**Exercise requirements:** Copy the data below word for word, leaving out the pictures.

**Entries:**

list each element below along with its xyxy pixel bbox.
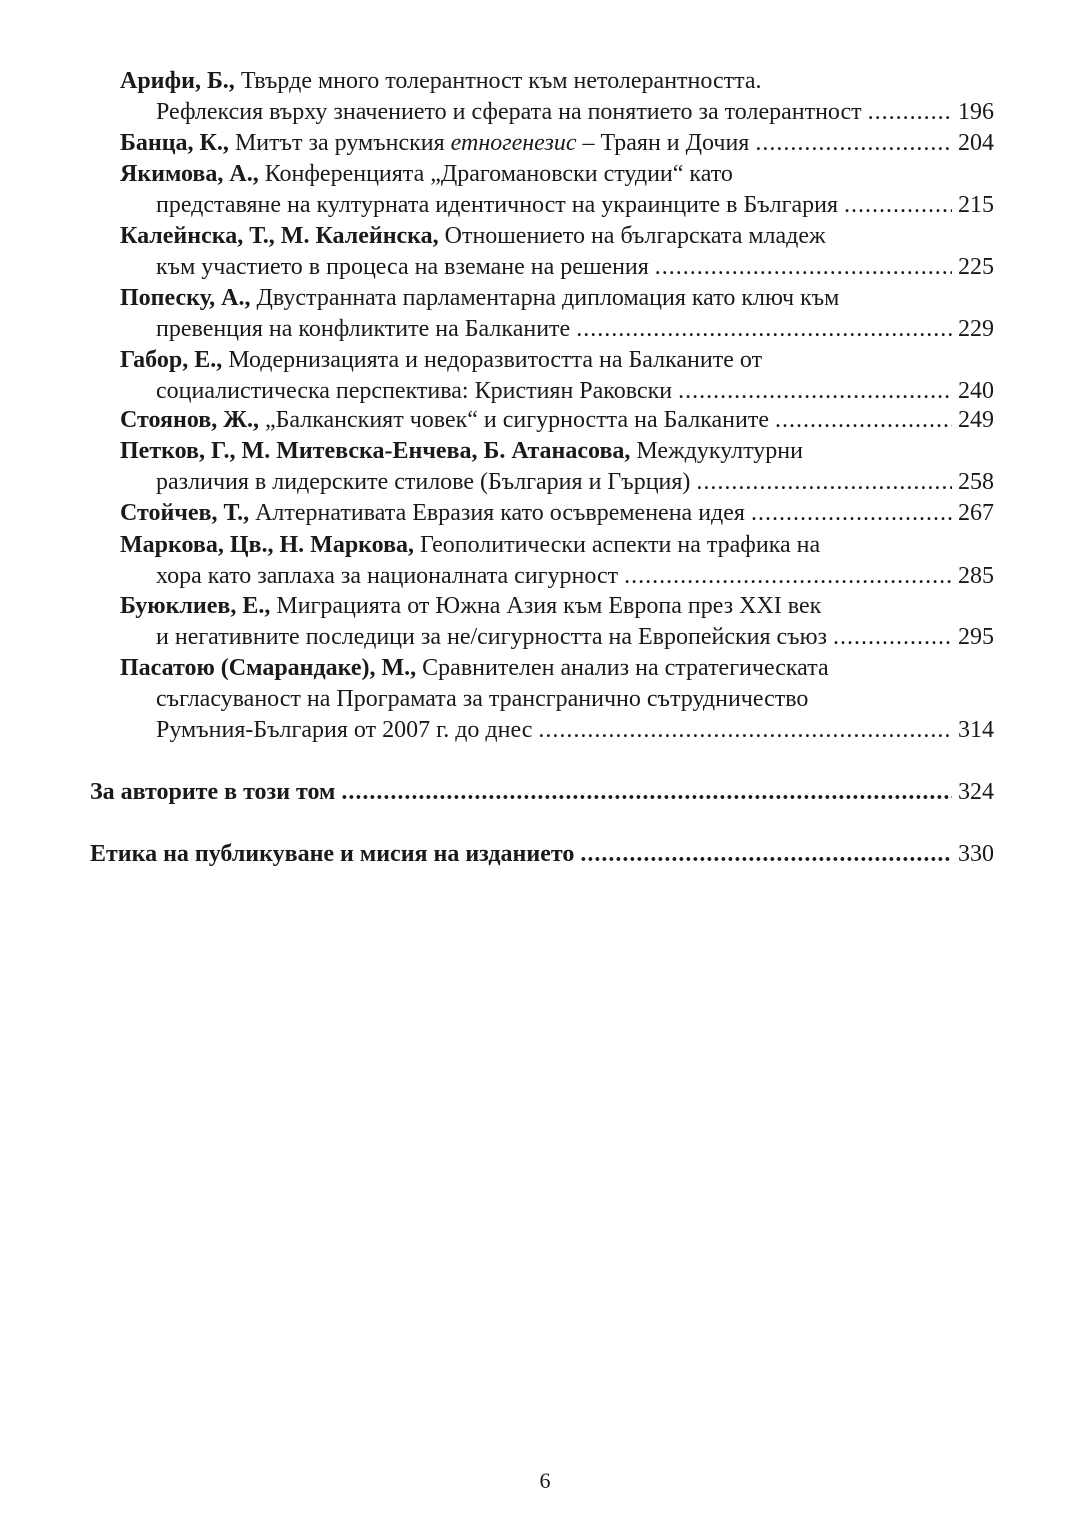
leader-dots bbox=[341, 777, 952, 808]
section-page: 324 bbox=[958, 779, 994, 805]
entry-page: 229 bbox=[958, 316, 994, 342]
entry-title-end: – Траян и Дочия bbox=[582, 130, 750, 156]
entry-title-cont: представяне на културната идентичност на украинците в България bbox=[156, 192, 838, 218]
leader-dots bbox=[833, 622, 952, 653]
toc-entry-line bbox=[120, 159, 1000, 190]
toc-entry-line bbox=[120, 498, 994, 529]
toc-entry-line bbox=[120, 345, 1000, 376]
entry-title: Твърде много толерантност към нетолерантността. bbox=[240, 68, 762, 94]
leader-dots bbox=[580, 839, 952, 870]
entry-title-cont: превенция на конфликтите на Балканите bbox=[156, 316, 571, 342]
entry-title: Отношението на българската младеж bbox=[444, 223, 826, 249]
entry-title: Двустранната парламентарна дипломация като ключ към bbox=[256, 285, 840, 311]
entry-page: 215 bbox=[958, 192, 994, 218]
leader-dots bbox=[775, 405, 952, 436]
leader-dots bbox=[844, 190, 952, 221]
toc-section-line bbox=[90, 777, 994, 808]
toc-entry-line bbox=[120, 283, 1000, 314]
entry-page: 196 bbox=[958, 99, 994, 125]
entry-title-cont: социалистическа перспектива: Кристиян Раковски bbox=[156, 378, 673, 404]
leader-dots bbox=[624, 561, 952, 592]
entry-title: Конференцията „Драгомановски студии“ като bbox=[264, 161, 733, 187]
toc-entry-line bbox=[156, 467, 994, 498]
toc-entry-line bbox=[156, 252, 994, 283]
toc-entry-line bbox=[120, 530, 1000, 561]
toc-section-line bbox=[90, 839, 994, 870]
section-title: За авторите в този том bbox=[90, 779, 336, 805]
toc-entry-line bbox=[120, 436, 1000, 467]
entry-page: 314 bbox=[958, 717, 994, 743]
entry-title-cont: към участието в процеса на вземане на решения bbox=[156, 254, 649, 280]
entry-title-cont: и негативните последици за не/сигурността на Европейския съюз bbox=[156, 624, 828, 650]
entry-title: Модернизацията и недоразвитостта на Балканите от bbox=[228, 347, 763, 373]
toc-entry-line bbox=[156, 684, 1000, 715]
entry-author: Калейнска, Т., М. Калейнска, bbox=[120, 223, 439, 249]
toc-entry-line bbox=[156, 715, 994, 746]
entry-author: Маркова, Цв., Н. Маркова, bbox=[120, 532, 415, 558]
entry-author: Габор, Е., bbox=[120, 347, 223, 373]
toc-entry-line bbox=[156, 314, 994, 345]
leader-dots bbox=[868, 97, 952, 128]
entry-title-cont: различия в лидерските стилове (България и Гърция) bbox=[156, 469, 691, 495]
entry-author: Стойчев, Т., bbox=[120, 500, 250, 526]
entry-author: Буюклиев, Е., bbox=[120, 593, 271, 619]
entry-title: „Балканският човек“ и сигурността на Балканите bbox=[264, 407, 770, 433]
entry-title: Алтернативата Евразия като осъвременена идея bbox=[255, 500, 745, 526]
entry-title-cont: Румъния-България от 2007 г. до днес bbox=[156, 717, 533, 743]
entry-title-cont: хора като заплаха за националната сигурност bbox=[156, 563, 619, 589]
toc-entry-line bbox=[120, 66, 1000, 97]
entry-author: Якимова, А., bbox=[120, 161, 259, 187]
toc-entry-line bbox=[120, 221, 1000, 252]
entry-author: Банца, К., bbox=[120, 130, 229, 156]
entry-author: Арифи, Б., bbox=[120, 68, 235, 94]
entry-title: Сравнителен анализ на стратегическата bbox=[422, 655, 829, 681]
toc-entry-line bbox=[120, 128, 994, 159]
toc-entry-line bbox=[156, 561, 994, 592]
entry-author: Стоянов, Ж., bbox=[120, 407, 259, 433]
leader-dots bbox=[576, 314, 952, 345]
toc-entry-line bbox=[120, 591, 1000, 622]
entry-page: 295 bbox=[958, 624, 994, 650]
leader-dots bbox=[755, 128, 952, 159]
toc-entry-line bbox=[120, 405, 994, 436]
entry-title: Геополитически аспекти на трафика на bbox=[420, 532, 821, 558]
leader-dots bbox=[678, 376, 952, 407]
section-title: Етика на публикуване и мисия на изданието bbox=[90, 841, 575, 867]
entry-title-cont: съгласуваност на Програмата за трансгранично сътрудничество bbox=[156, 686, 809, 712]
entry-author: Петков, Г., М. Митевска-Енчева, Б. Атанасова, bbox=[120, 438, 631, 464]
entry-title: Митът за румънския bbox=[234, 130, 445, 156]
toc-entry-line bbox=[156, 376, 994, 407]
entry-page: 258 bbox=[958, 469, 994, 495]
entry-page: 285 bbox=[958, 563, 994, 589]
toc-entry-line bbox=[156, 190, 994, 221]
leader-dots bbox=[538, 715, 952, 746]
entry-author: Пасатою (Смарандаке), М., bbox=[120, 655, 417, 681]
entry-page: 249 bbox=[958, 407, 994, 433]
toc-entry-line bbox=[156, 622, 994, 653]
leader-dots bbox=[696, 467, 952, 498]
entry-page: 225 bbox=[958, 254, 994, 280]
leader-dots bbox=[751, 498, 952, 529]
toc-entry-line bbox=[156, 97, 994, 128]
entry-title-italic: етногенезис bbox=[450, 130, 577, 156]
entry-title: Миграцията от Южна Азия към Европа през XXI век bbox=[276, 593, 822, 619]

**Exercise output:**
list each element below along with its xyxy pixel bbox.
leader-dots bbox=[341, 777, 952, 808]
section-page: 324 bbox=[958, 779, 994, 805]
entry-page: 229 bbox=[958, 316, 994, 342]
entry-title-end: – Траян и Дочия bbox=[582, 130, 750, 156]
entry-title-cont: представяне на културната идентичност на украинците в България bbox=[156, 192, 838, 218]
leader-dots bbox=[833, 622, 952, 653]
toc-entry-line bbox=[120, 159, 1000, 190]
toc-entry-line bbox=[120, 498, 994, 529]
toc-entry-line bbox=[120, 345, 1000, 376]
entry-title: Твърде много толерантност към нетолерантността. bbox=[240, 68, 762, 94]
leader-dots bbox=[580, 839, 952, 870]
entry-title-cont: превенция на конфликтите на Балканите bbox=[156, 316, 571, 342]
entry-title: Отношението на българската младеж bbox=[444, 223, 826, 249]
entry-title: Двустранната парламентарна дипломация като ключ към bbox=[256, 285, 840, 311]
entry-page: 215 bbox=[958, 192, 994, 218]
leader-dots bbox=[775, 405, 952, 436]
leader-dots bbox=[844, 190, 952, 221]
toc-section-line bbox=[90, 777, 994, 808]
toc-entry-line bbox=[120, 283, 1000, 314]
entry-page: 196 bbox=[958, 99, 994, 125]
entry-title-cont: социалистическа перспектива: Кристиян Раковски bbox=[156, 378, 673, 404]
leader-dots bbox=[624, 561, 952, 592]
entry-title: Конференцията „Драгомановски студии“ като bbox=[264, 161, 733, 187]
toc-entry-line bbox=[156, 467, 994, 498]
toc-entry-line bbox=[156, 252, 994, 283]
toc-entry-line bbox=[120, 530, 1000, 561]
toc-section-line bbox=[90, 839, 994, 870]
section-title: За авторите в този том bbox=[90, 779, 336, 805]
toc-entry-line bbox=[120, 436, 1000, 467]
entry-page: 314 bbox=[958, 717, 994, 743]
entry-title-cont: към участието в процеса на вземане на решения bbox=[156, 254, 649, 280]
entry-title-cont: и негативните последици за не/сигурността на Европейския съюз bbox=[156, 624, 828, 650]
entry-title: Модернизацията и недоразвитостта на Балканите от bbox=[228, 347, 763, 373]
toc-entry-line bbox=[156, 684, 1000, 715]
entry-author: Калейнска, Т., М. Калейнска, bbox=[120, 223, 439, 249]
toc-entry-line bbox=[156, 715, 994, 746]
entry-author: Маркова, Цв., Н. Маркова, bbox=[120, 532, 415, 558]
entry-author: Габор, Е., bbox=[120, 347, 223, 373]
toc-entry-line bbox=[156, 314, 994, 345]
leader-dots bbox=[868, 97, 952, 128]
entry-title-cont: различия в лидерските стилове (България и Гърция) bbox=[156, 469, 691, 495]
entry-author: Стойчев, Т., bbox=[120, 500, 250, 526]
entry-author: Буюклиев, Е., bbox=[120, 593, 271, 619]
entry-title: „Балканският човек“ и сигурността на Балканите bbox=[264, 407, 770, 433]
entry-title: Алтернативата Евразия като осъвременена идея bbox=[255, 500, 745, 526]
entry-title-cont: Румъния-България от 2007 г. до днес bbox=[156, 717, 533, 743]
entry-title-cont: хора като заплаха за националната сигурност bbox=[156, 563, 619, 589]
toc-entry-line bbox=[120, 66, 1000, 97]
entry-author: Якимова, А., bbox=[120, 161, 259, 187]
toc-entry-line bbox=[120, 221, 1000, 252]
entry-author: Банца, К., bbox=[120, 130, 229, 156]
entry-author: Арифи, Б., bbox=[120, 68, 235, 94]
entry-title: Сравнителен анализ на стратегическата bbox=[422, 655, 829, 681]
toc-entry-line bbox=[120, 128, 994, 159]
toc-entry-line bbox=[156, 561, 994, 592]
entry-author: Стоянов, Ж., bbox=[120, 407, 259, 433]
leader-dots bbox=[576, 314, 952, 345]
toc-entry-line bbox=[120, 591, 1000, 622]
entry-page: 295 bbox=[958, 624, 994, 650]
leader-dots bbox=[755, 128, 952, 159]
toc-entry-line bbox=[120, 405, 994, 436]
entry-title: Геополитически аспекти на трафика на bbox=[420, 532, 821, 558]
leader-dots bbox=[678, 376, 952, 407]
section-title: Етика на публикуване и мисия на изданието bbox=[90, 841, 575, 867]
entry-title-cont: съгласуваност на Програмата за трансгранично сътрудничество bbox=[156, 686, 809, 712]
entry-author: Петков, Г., М. Митевска-Енчева, Б. Атанасова, bbox=[120, 438, 631, 464]
entry-title: Митът за румънския bbox=[234, 130, 445, 156]
toc-entry-line bbox=[156, 376, 994, 407]
entry-page: 258 bbox=[958, 469, 994, 495]
entry-page: 285 bbox=[958, 563, 994, 589]
toc-entry-line bbox=[156, 190, 994, 221]
leader-dots bbox=[538, 715, 952, 746]
entry-author: Пасатою (Смарандаке), М., bbox=[120, 655, 417, 681]
entry-page: 249 bbox=[958, 407, 994, 433]
toc-entry-line bbox=[156, 622, 994, 653]
leader-dots bbox=[696, 467, 952, 498]
entry-page: 225 bbox=[958, 254, 994, 280]
leader-dots bbox=[751, 498, 952, 529]
toc-entry-line bbox=[156, 97, 994, 128]
entry-title-italic: етногенезис bbox=[450, 130, 577, 156]
entry-title: Миграцията от Южна Азия към Европа през XXI век bbox=[276, 593, 822, 619]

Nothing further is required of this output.